→ EXERCISE AIM
Extract, from the listing that follows, each line containing the word "What".

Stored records
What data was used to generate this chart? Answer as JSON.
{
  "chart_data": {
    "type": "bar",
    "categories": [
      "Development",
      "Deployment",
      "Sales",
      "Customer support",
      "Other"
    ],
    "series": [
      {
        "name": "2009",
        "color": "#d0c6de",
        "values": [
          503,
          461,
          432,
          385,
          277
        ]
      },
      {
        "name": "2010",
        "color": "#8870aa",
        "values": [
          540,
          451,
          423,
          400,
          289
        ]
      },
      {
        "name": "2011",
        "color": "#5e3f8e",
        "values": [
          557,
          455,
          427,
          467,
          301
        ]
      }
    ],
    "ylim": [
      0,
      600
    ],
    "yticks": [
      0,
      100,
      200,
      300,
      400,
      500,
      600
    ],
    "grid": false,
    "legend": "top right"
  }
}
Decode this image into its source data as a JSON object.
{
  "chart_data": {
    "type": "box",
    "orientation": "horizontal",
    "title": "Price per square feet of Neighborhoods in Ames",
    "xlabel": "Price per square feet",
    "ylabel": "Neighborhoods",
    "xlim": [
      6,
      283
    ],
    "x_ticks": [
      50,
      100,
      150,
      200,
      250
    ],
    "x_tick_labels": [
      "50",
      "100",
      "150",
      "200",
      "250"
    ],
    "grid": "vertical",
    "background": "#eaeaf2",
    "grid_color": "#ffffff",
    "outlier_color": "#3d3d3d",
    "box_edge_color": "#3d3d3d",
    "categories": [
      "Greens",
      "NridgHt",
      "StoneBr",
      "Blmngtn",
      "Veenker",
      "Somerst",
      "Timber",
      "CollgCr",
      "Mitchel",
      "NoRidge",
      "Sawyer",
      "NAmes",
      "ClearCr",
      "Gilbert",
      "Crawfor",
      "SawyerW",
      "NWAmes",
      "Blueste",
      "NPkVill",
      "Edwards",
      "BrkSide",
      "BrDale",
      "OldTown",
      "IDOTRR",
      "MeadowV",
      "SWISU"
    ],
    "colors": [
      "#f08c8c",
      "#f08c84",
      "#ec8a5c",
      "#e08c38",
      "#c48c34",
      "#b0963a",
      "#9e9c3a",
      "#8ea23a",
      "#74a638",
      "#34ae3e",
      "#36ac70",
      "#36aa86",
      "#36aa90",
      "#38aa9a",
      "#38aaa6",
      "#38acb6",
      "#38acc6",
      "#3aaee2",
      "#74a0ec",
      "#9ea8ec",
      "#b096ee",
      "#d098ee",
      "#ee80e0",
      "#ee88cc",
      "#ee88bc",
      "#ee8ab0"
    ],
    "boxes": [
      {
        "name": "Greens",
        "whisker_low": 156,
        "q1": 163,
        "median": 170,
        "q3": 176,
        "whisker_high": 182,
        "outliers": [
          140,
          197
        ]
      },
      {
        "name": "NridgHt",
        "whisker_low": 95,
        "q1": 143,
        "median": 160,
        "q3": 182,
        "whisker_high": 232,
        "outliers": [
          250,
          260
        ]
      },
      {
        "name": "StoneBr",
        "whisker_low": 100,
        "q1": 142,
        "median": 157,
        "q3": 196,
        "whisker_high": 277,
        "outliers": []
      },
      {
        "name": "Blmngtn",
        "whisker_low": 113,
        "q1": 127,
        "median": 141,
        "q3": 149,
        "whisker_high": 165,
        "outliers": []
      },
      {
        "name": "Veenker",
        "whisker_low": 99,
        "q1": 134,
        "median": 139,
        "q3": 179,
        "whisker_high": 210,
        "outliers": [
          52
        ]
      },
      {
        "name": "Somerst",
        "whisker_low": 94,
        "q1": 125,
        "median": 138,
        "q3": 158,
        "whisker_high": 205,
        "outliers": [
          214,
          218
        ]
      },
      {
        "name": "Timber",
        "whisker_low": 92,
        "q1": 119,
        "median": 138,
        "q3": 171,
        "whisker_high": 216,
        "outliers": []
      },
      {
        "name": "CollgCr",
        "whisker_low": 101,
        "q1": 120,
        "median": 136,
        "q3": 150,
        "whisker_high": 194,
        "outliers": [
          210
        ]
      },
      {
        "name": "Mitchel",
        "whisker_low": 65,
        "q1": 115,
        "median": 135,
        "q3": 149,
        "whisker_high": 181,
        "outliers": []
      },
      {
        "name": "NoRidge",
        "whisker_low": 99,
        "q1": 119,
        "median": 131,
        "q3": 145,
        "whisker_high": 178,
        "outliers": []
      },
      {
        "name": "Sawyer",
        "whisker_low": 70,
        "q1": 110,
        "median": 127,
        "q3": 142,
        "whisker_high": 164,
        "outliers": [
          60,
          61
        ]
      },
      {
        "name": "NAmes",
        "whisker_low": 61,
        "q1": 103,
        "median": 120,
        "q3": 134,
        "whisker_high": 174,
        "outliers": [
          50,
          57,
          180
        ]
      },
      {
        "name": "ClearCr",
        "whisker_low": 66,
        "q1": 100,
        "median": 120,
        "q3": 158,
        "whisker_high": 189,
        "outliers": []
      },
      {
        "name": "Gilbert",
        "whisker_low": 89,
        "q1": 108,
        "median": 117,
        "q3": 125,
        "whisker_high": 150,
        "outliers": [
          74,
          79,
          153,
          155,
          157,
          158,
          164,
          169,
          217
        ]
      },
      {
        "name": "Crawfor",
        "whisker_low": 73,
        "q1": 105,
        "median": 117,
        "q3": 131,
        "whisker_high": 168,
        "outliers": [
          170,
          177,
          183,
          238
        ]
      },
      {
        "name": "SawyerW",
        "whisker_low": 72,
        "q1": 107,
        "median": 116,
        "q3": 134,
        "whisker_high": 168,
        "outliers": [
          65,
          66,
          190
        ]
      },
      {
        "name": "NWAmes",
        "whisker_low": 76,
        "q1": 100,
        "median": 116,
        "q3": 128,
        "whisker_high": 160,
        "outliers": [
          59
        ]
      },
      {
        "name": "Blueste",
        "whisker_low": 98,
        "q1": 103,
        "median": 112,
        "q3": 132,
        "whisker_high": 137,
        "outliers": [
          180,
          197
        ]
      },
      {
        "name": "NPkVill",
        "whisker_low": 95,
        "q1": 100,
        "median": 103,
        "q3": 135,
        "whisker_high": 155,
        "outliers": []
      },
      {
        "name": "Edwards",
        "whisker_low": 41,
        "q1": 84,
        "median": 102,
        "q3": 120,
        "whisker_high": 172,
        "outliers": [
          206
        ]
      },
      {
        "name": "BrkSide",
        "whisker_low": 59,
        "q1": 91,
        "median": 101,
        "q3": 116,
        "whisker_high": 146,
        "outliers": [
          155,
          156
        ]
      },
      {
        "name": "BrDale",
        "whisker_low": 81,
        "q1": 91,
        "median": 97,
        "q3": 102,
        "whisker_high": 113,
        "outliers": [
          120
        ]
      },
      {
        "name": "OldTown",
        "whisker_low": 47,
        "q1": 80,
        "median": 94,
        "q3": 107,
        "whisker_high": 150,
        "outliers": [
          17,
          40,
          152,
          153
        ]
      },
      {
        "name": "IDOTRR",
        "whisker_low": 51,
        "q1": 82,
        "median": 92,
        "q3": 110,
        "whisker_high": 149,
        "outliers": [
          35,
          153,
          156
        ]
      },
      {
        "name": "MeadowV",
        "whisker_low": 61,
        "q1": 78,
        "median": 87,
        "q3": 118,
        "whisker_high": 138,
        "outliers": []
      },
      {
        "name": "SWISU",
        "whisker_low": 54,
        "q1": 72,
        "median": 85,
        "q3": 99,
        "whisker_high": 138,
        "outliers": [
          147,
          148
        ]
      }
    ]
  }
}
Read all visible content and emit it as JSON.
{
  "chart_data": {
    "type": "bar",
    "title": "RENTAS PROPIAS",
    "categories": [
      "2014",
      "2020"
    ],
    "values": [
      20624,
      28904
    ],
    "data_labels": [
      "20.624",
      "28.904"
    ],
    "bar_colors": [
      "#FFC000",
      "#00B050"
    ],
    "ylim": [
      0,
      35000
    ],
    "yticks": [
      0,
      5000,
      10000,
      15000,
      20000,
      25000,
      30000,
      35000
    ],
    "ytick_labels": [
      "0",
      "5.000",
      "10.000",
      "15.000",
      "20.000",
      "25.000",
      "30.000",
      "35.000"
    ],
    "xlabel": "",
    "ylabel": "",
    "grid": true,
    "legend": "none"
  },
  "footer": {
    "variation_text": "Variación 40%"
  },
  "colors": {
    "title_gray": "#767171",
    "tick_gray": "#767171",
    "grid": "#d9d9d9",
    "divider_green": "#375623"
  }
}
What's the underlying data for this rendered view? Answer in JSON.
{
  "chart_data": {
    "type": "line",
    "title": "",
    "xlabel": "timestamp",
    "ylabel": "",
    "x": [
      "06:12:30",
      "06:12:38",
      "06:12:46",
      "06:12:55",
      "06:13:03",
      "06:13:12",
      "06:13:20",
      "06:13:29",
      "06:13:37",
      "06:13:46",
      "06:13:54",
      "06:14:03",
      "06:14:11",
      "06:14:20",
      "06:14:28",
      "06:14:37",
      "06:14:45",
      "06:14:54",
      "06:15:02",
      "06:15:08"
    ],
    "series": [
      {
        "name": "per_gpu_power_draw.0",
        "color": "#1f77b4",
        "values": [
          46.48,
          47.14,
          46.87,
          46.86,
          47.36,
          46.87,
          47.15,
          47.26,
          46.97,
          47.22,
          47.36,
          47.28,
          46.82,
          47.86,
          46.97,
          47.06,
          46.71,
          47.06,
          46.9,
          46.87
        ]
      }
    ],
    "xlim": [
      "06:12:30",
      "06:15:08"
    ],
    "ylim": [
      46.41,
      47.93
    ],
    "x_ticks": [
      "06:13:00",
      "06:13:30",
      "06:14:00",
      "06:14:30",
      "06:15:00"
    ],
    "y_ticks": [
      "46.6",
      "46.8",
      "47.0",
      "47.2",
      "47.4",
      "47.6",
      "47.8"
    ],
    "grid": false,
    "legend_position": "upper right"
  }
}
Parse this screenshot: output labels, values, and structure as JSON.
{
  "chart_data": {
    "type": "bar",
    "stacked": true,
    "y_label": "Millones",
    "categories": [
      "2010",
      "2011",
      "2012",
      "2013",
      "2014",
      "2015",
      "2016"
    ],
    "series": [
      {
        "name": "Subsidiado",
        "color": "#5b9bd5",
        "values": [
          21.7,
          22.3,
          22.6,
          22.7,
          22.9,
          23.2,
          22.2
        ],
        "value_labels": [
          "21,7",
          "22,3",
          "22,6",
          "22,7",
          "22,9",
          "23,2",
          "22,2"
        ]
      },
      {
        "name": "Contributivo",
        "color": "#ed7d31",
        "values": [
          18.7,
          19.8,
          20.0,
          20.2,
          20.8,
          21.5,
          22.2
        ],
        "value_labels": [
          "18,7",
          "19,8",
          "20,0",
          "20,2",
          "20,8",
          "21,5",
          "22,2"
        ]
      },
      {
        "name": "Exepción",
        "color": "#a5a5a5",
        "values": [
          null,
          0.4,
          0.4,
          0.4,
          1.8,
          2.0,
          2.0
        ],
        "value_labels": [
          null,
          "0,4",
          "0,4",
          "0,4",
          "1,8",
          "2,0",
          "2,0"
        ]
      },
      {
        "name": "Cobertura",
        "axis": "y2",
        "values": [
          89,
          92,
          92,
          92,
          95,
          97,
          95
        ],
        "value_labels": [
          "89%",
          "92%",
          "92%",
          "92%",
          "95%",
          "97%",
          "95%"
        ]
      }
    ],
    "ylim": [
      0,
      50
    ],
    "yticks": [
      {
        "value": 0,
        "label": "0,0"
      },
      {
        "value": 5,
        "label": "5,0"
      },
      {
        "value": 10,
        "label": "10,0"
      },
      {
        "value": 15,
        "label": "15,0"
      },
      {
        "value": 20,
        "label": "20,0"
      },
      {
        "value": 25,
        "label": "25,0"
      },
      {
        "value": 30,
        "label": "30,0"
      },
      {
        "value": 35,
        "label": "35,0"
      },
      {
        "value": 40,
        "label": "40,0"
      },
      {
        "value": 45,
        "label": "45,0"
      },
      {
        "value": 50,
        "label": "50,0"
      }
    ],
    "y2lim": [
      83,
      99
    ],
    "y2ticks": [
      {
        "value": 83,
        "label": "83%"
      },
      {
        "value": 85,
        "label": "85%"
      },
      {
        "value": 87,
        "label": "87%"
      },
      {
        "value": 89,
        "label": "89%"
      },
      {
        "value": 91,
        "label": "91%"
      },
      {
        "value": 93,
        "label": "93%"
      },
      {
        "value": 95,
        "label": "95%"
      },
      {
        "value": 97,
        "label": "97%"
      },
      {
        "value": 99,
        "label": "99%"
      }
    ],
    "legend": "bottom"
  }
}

→ ANSWER TO THIS TASK
What data was used to generate this chart? Answer as JSON.
What's the underlying data for this rendered view? Answer in JSON.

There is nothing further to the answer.